- **MATERIAL TO PROCESS**
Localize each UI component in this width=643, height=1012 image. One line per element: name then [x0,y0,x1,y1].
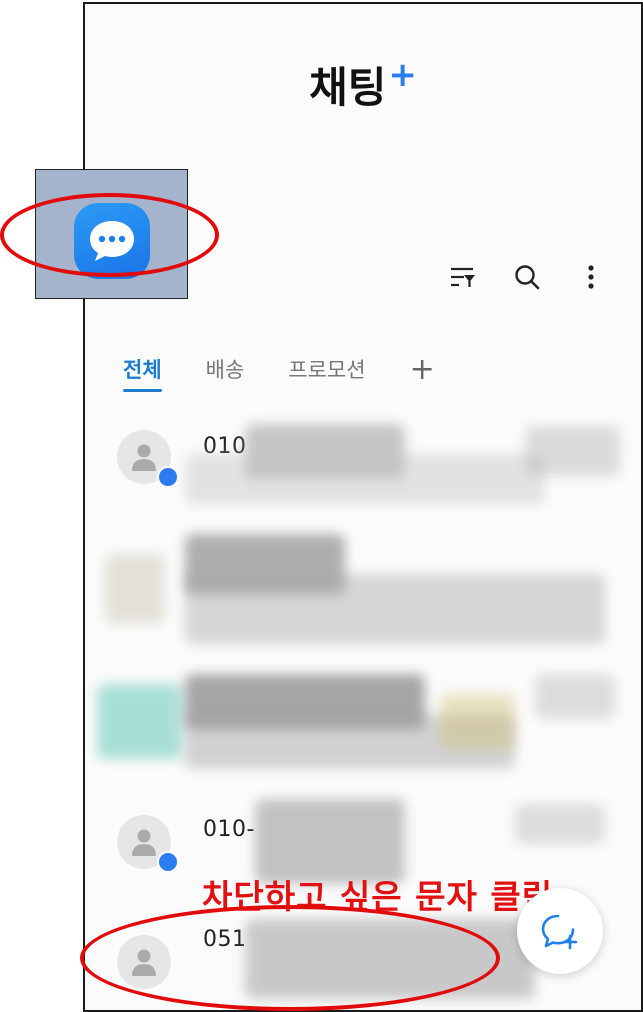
redacted-content [535,674,615,719]
tab-all[interactable]: 전체 [123,354,162,392]
highlight-oval-app-icon [0,193,219,277]
conversation-row[interactable] [85,669,641,779]
search-icon[interactable] [511,261,543,293]
conversation-row[interactable] [85,524,641,654]
more-vertical-icon[interactable] [575,261,607,293]
tab-delivery[interactable]: 배송 [206,354,245,392]
new-chat-icon [541,914,578,950]
app-title: 채팅+ [85,54,641,115]
redacted-content [525,426,620,476]
redacted-content [515,804,605,844]
conversation-name: 010- [203,817,255,842]
add-tab-button[interactable]: + [410,352,435,387]
toolbar [447,261,607,293]
redacted-content [105,554,165,624]
category-tabs: 전체 배송 프로모션 + [123,352,435,392]
message-badge-icon [157,466,179,488]
highlight-oval-target-message [80,905,500,1011]
message-badge-icon [157,851,179,873]
conversation-row[interactable]: 010 [85,414,641,514]
redacted-content [185,574,605,644]
phone-screen: 채팅+ 전체 배송 프로모션 + 010 010- 051 [83,2,643,1012]
filter-icon[interactable] [447,261,479,293]
new-chat-button[interactable] [517,888,603,974]
redacted-avatar [97,684,182,759]
tab-promotion[interactable]: 프로모션 [288,354,365,392]
app-title-plus: + [388,55,417,95]
redacted-content [440,694,515,749]
redacted-content [185,454,545,504]
app-title-text: 채팅 [309,63,387,112]
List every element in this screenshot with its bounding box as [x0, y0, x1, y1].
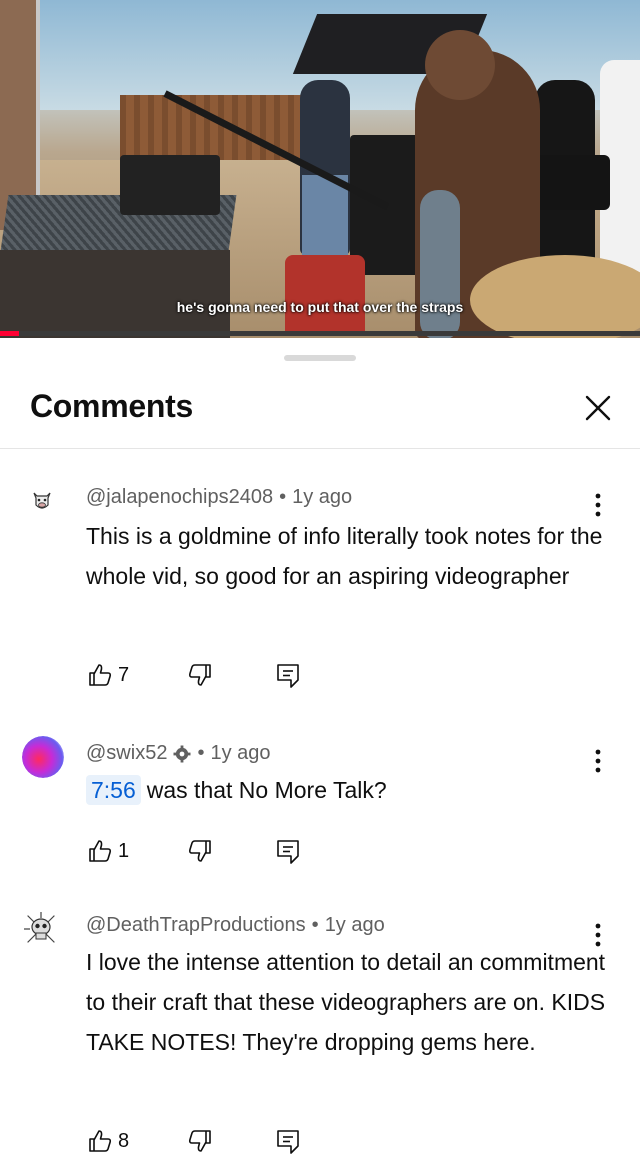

- **SET EXERCISE**
Render all of the material above as a Markdown table with the columns Row and Line, numbering each row and omitting blank lines. Leave the pictures out of the table.

- **OUTPUT OF THE EXERCISE**
| Row | Line |
|---|---|
| 1 | Localize each UI component in this width=643, height=1012 image. One line per element: name then [x0,y0,x1,y1]. |
| 2 | redacted-content [535,674,615,719] |
| 3 | tab-all[interactable]: 전체 [123,354,162,392] |
| 4 | highlight-oval-app-icon [0,193,219,277] |
| 5 | conversation-row[interactable] [85,669,641,779] |
| 6 | search-icon[interactable] [511,261,543,293] |
| 7 | conversation-row[interactable] [85,524,641,654] |
| 8 | more-vertical-icon[interactable] [575,261,607,293] |
| 9 | tab-delivery[interactable]: 배송 [206,354,245,392] |
| 10 | new-chat-icon [541,914,578,950] |
| 11 | app-title: 채팅+ [85,54,641,115] |
| 12 | redacted-content [525,426,620,476] |
| 13 | redacted-content [515,804,605,844] |
| 14 | conversation-name: 010- [203,817,255,842] |
| 15 | add-tab-button[interactable]: + [410,352,435,387] |
| 16 | toolbar [447,261,607,293] |
| 17 | redacted-content [105,554,165,624] |
| 18 | category-tabs: 전체 배송 프로모션 + [123,352,435,392] |
| 19 | message-badge-icon [157,466,179,488] |
| 20 | highlight-oval-target-message [80,905,500,1011] |
| 21 | message-badge-icon [157,851,179,873] |
| 22 | conversation-row[interactable]: 010 [85,414,641,514] |
| 23 | redacted-content [185,574,605,644] |
| 24 | phone-screen: 채팅+ 전체 배송 프로모션 + 010 010- 051 [83,2,643,1012] |
| 25 | filter-icon[interactable] [447,261,479,293] |
| 26 | new-chat-button[interactable] [517,888,603,974] |
| 27 | redacted-avatar [97,684,182,759] |
| 28 | tab-promotion[interactable]: 프로모션 [288,354,365,392] |
| 29 | app-title-plus: + [388,55,417,95] |
| 30 | redacted-content [440,694,515,749] |
| 31 | redacted-content [185,454,545,504] |
| 32 | app-title-text: 채팅 [309,63,387,112] |
| 33 | List every element in this screenshot with its bounding box as [x0, y0, x1, y1]. |